◆ Yang harus dikerjakan: Salin kata demi kata bagian dari teks penjelasan hadis ini, mulai dari "Perkataan ini menggambarkan" sampai "memahami hakikat Islam.".

◆ Teks sumber:
Namun, apa yang ia katakan tidak jelas, mungkin karena aksen, kecepatan bicara, atau kebisingan situasi.
Ini bisa menunjukkan betapa semangat dan gelisahnya dia dalam mencari kebenaran, walau belum teratur dalam menyampaikannya.
حَتَّى دَنَا
hingga dia mendekat.
Perkataan ini menggambarkan bahwa untuk memahami maksud seseorang, kedekatan fisik dan perhatian penuh dibutuhkan.
Rasulullah ﷺ tidak langsung menegur, tapi menunggu hingga laki-laki itu mendekat agar bisa mendengar dan memahami pertanyaannya.
Ini mengajarkan kita pentingnya ketenangan dan pendekatan yang bijak dalam menerima pertanyaan dari orang yang baru belajar agama.
فَإِذَا هُوَ يَسْأَلُ عَنِ الْإِسْلَامِ
Ternyata dia bertanya tentang Islam.
Perkataan ini menunjukkan bahwa inti dari kedatangan laki-laki itu adalah untuk memahami hakikat Islam.
Ini pertanyaan yang agung dan mendalam, datang dari hati yang haus akan kebenaran.
Ia tidak bertanya tentang dunia atau perkara kecil, tapi langsung menuju inti: agama dan jalan hidup.
فَقَالَ رَسُولُ اللَّهِ صَلَّى اللَّهُ
عَلَيْهِ وَسَلَّمَ: خَمْسُ صَلَوَاتٍ فِي الْيَوْمِ وَاللَّيْلَةِ
Maka Rasulullah ﷺ bersabda: Lima shalat dalam sehari semalam.
Perkataan ini menegaskan bahwa pondasi Islam setelah syahadat adalah shalat lima waktu.
Rasulullah ﷺ menyebutkannya pertama karena shalat adalah tiang agama dan tanda ketaatan harian seorang Muslim.

◆ Informasi yang diberikan:

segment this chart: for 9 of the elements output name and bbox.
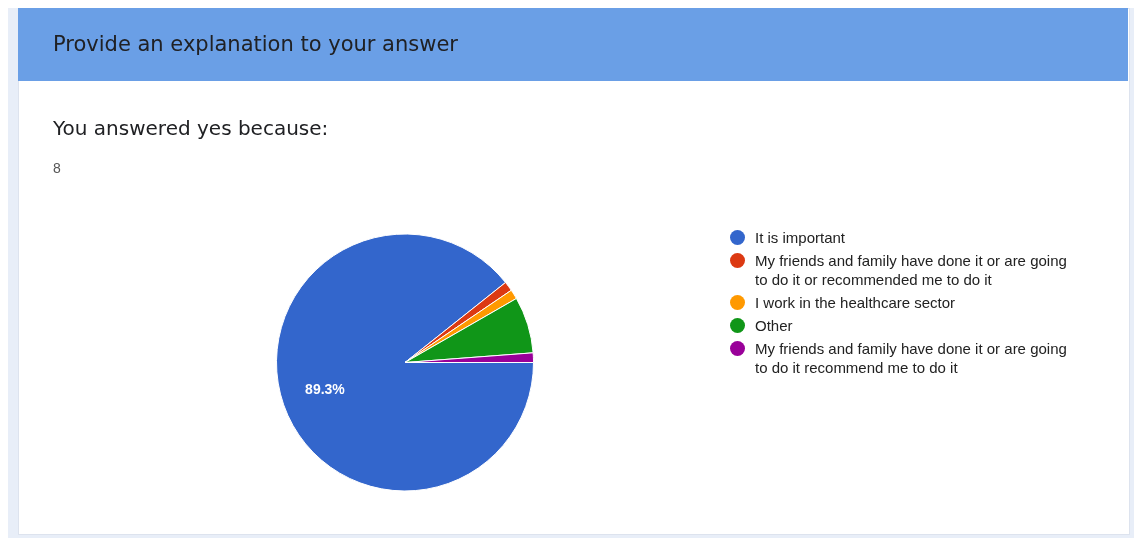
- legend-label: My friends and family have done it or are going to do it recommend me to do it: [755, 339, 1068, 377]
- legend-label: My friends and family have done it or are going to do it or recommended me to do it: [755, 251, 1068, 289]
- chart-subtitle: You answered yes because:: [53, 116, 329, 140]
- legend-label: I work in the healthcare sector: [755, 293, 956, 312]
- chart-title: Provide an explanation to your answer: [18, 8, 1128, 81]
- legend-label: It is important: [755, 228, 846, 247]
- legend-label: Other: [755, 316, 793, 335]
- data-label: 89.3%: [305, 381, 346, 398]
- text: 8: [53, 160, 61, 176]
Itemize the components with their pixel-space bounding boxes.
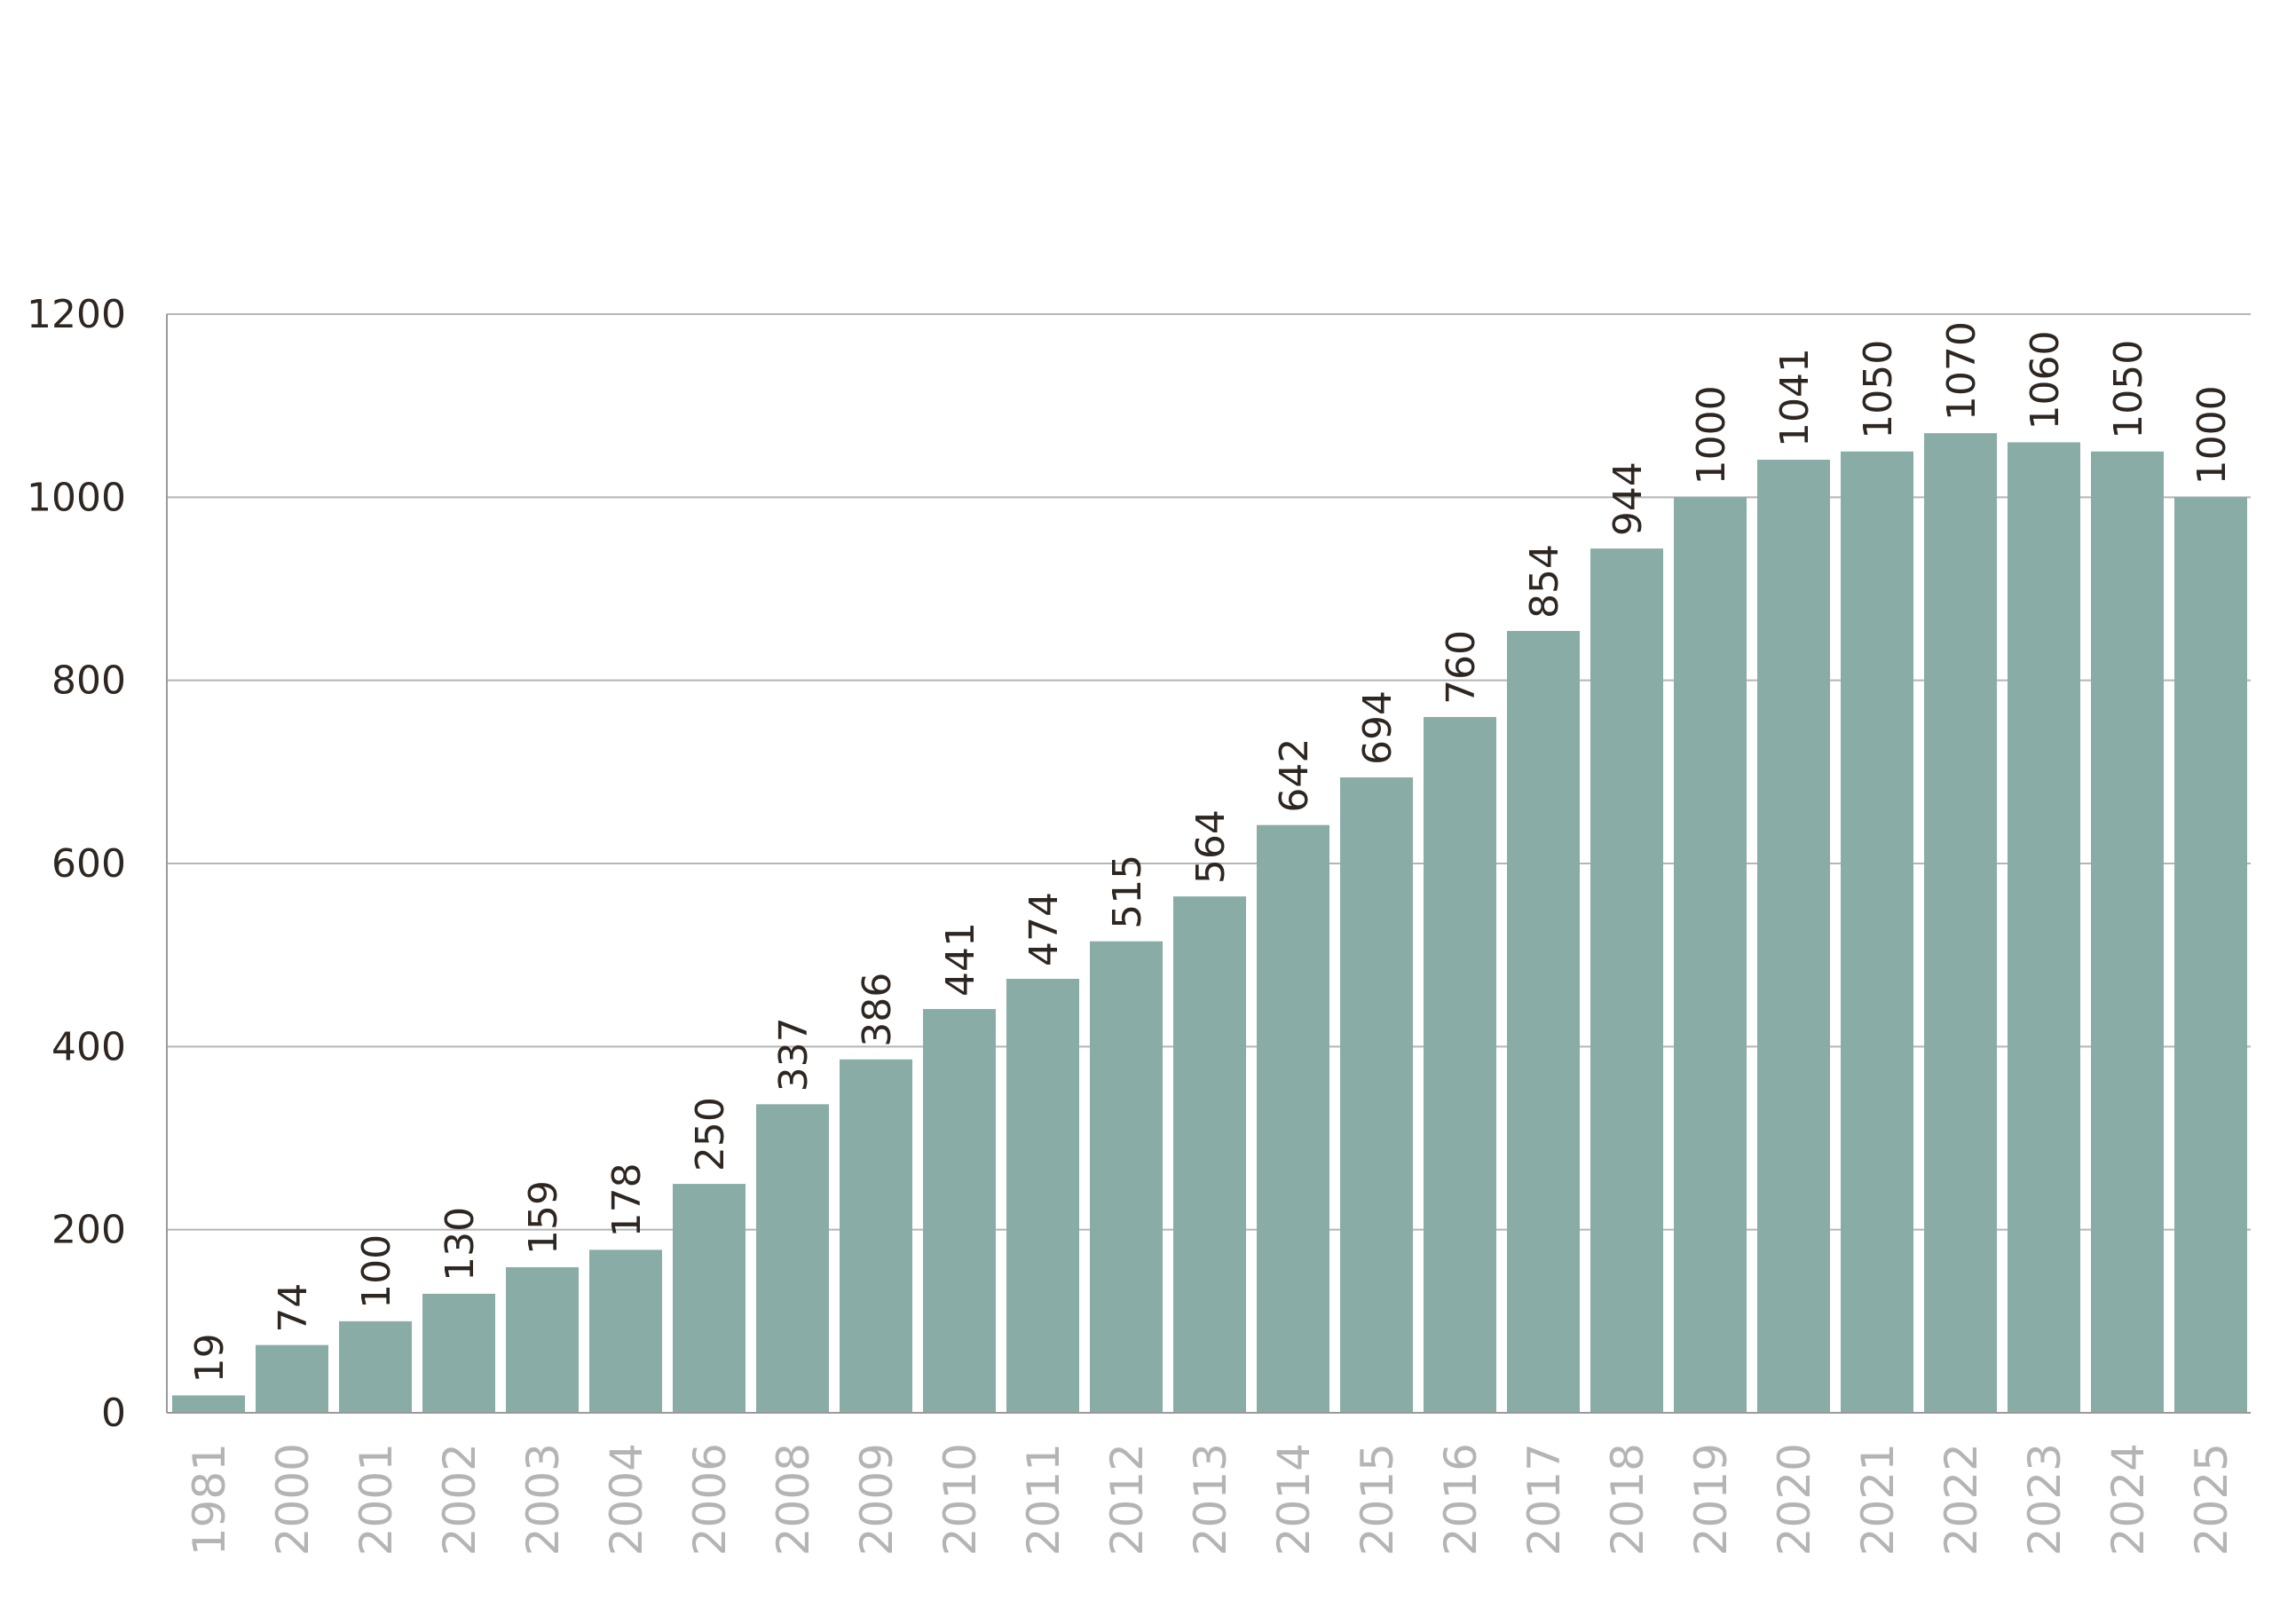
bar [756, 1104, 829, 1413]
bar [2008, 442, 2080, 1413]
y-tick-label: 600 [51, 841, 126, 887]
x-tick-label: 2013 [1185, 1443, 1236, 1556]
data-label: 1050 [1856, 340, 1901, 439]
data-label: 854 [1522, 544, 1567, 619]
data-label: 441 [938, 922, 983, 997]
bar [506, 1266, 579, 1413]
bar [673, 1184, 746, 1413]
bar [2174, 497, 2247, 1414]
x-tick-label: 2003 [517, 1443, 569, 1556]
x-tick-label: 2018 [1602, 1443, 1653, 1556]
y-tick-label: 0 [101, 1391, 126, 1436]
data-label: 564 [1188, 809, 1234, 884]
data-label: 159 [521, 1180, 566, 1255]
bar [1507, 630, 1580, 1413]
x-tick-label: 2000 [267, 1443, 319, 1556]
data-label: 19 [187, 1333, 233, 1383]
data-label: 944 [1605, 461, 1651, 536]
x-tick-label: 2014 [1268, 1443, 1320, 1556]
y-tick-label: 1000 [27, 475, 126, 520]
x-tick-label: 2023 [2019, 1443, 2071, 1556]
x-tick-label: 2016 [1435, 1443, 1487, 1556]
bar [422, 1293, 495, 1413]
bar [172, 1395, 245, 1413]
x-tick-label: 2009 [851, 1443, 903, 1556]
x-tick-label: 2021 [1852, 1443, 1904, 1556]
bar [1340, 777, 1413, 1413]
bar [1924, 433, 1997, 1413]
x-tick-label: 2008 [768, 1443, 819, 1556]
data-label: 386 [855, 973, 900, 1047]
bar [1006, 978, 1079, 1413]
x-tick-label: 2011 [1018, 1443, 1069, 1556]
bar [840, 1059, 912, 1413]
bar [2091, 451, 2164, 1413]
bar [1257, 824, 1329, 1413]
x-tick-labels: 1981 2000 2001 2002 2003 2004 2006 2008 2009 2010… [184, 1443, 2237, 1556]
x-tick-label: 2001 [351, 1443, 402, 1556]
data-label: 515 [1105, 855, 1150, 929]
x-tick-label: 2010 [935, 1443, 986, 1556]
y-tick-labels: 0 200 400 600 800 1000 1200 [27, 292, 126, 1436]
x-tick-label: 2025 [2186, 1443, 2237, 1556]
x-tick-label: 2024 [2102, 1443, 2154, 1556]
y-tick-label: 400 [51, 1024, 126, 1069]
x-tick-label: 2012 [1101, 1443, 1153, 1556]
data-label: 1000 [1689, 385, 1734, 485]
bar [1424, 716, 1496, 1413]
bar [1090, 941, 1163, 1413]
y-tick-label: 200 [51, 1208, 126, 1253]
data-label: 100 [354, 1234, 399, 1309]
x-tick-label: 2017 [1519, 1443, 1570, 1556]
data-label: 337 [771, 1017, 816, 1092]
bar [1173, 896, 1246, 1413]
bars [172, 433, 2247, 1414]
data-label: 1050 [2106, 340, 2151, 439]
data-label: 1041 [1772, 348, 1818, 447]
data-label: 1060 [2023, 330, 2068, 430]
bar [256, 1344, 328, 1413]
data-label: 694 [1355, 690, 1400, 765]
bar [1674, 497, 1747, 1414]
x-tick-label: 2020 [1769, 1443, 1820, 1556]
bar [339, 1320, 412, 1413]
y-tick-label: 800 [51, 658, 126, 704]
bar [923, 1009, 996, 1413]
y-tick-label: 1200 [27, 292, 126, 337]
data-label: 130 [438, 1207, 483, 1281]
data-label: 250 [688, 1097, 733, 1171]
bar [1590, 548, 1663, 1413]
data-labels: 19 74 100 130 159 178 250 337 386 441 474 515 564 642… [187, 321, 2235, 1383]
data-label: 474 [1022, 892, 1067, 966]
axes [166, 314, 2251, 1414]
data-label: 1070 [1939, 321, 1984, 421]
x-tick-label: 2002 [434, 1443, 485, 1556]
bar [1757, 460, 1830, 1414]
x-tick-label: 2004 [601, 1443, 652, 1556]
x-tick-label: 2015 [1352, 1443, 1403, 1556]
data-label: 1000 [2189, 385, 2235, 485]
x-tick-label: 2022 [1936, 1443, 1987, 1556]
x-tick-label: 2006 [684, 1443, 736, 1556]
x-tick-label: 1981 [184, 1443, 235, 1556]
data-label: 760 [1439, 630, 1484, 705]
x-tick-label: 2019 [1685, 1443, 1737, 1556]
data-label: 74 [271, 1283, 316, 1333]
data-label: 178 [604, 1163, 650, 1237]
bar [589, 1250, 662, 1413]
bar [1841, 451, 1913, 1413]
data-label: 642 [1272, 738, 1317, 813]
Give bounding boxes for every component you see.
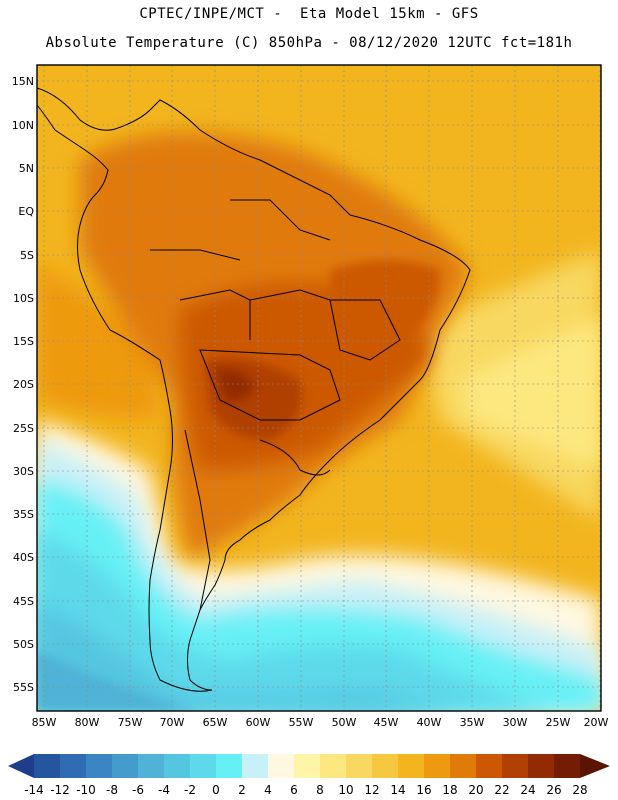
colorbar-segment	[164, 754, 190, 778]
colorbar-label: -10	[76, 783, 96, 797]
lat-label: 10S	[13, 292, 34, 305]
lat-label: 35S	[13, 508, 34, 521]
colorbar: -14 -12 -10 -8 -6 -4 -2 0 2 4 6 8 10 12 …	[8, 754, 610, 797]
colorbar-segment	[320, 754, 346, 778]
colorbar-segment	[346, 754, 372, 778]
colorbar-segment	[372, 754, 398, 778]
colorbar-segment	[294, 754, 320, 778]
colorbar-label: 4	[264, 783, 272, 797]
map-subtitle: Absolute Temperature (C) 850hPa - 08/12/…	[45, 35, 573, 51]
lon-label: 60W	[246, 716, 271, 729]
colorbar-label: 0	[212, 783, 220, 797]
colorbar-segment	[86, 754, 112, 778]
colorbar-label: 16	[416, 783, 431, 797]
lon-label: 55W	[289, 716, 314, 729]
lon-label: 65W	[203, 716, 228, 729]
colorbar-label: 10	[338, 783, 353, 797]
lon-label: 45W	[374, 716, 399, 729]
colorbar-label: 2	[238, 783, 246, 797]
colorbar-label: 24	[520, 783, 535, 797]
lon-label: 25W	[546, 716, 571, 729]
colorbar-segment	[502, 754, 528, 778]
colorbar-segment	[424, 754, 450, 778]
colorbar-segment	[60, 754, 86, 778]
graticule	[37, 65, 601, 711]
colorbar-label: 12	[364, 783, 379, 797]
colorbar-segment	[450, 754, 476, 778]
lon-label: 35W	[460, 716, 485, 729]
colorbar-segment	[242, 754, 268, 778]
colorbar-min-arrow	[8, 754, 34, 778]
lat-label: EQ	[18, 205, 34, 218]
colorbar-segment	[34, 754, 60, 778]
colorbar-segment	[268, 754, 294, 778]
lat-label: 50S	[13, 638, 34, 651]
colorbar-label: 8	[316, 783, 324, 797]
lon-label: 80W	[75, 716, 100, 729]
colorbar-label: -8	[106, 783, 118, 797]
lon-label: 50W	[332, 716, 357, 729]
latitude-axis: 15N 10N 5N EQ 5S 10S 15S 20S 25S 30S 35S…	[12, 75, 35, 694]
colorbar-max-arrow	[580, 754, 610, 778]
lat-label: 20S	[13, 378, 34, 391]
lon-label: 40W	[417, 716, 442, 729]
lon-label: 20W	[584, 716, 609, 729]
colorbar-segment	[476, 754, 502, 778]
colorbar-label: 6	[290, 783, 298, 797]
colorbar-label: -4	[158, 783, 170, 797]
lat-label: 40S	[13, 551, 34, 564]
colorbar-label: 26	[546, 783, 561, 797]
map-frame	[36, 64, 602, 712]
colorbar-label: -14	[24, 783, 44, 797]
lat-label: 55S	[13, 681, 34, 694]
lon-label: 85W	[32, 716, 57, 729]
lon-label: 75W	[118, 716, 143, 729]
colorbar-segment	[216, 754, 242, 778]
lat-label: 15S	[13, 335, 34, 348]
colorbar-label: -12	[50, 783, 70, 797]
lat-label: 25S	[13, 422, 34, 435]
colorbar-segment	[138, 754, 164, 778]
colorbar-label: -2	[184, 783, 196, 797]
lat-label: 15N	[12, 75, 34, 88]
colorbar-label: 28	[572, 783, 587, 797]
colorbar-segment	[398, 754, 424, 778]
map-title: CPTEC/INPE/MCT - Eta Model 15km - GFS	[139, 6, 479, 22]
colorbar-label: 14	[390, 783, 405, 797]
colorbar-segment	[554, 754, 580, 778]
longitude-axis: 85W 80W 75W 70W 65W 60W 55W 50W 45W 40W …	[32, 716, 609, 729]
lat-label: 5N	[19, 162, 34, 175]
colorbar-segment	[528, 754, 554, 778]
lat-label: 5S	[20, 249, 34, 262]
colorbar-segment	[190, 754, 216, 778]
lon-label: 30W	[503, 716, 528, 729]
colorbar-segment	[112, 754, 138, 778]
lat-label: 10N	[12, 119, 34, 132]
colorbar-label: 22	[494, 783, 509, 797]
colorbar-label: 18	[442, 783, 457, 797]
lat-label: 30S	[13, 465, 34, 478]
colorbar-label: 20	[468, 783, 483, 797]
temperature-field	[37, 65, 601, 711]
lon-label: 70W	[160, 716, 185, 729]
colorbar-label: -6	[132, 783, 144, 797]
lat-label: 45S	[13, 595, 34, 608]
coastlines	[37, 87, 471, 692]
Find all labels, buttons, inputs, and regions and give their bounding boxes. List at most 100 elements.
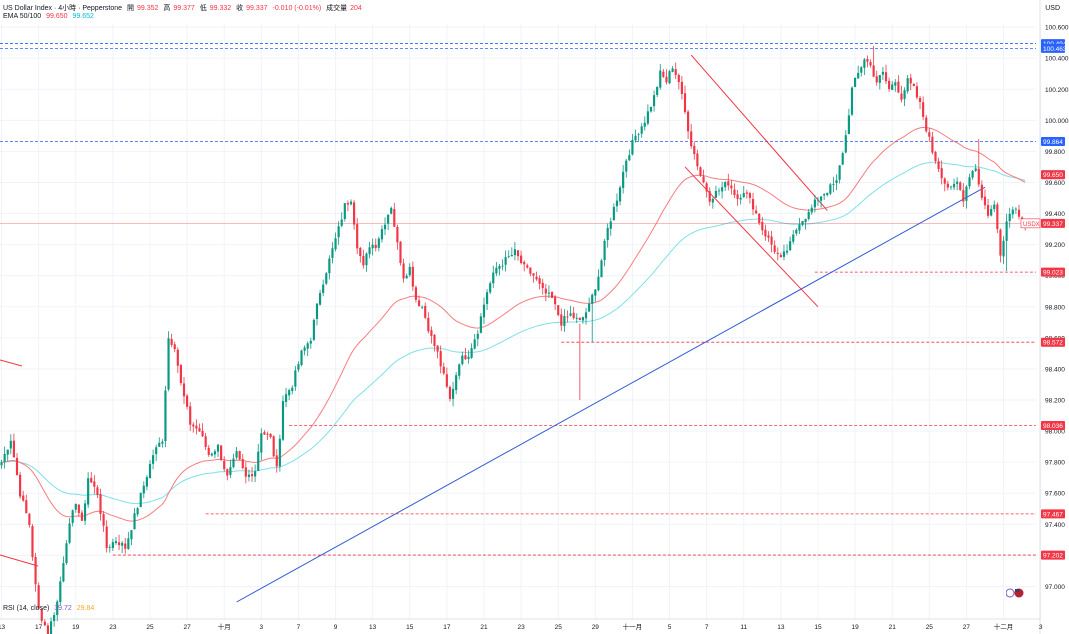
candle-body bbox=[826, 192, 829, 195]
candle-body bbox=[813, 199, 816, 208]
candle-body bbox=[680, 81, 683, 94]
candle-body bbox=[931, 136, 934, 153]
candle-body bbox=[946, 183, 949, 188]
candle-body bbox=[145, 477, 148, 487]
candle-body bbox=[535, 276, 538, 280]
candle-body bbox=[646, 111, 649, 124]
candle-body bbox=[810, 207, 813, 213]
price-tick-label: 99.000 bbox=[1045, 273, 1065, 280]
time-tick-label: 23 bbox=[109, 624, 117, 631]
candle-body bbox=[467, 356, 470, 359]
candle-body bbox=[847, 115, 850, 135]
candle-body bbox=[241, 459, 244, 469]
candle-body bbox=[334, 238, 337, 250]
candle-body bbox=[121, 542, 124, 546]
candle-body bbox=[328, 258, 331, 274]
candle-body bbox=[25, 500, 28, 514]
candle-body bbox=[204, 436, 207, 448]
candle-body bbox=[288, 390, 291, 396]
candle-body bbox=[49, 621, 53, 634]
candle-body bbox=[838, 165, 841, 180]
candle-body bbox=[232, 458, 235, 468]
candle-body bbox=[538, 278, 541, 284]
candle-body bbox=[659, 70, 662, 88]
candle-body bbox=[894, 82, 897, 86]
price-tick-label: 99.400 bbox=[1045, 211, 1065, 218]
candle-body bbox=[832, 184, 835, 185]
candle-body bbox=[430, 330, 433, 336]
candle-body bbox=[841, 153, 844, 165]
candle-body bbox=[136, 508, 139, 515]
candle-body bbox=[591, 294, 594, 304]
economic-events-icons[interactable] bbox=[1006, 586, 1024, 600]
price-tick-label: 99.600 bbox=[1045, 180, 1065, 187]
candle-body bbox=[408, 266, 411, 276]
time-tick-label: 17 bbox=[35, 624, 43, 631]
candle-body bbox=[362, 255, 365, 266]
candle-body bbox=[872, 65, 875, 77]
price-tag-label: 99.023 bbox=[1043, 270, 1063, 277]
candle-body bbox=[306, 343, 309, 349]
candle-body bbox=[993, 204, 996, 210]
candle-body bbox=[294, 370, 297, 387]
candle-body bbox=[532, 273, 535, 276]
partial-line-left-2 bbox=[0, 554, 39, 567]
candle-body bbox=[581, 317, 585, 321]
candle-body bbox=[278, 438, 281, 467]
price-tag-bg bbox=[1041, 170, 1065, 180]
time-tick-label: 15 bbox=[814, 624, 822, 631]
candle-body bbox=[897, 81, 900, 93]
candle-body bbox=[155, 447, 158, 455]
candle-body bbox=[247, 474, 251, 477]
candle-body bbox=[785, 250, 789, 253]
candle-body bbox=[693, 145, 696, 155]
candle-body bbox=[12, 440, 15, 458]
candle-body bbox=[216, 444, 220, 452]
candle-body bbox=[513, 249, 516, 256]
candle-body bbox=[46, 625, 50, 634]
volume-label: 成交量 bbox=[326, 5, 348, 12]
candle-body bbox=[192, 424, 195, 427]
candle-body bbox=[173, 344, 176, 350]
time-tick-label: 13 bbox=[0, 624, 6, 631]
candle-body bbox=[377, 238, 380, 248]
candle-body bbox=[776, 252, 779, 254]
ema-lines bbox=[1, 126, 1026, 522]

◆ Jawaban lengkap:
Perkataan ini menggambarkan bahwa untuk memahami maksud seseorang, kedekatan fisik dan perhatian penuh dibutuhkan.
Rasulullah ﷺ tidak langsung menegur, tapi menunggu hingga laki-laki itu mendekat agar bisa mendengar dan memahami pertanyaannya.
Ini mengajarkan kita pentingnya ketenangan dan pendekatan yang bijak dalam menerima pertanyaan dari orang yang baru belajar agama.
فَإِذَا هُوَ يَسْأَلُ عَنِ الْإِسْلَامِ
Ternyata dia bertanya tentang Islam.
Perkataan ini menunjukkan bahwa inti dari kedatangan laki-laki itu adalah untuk memahami hakikat Islam.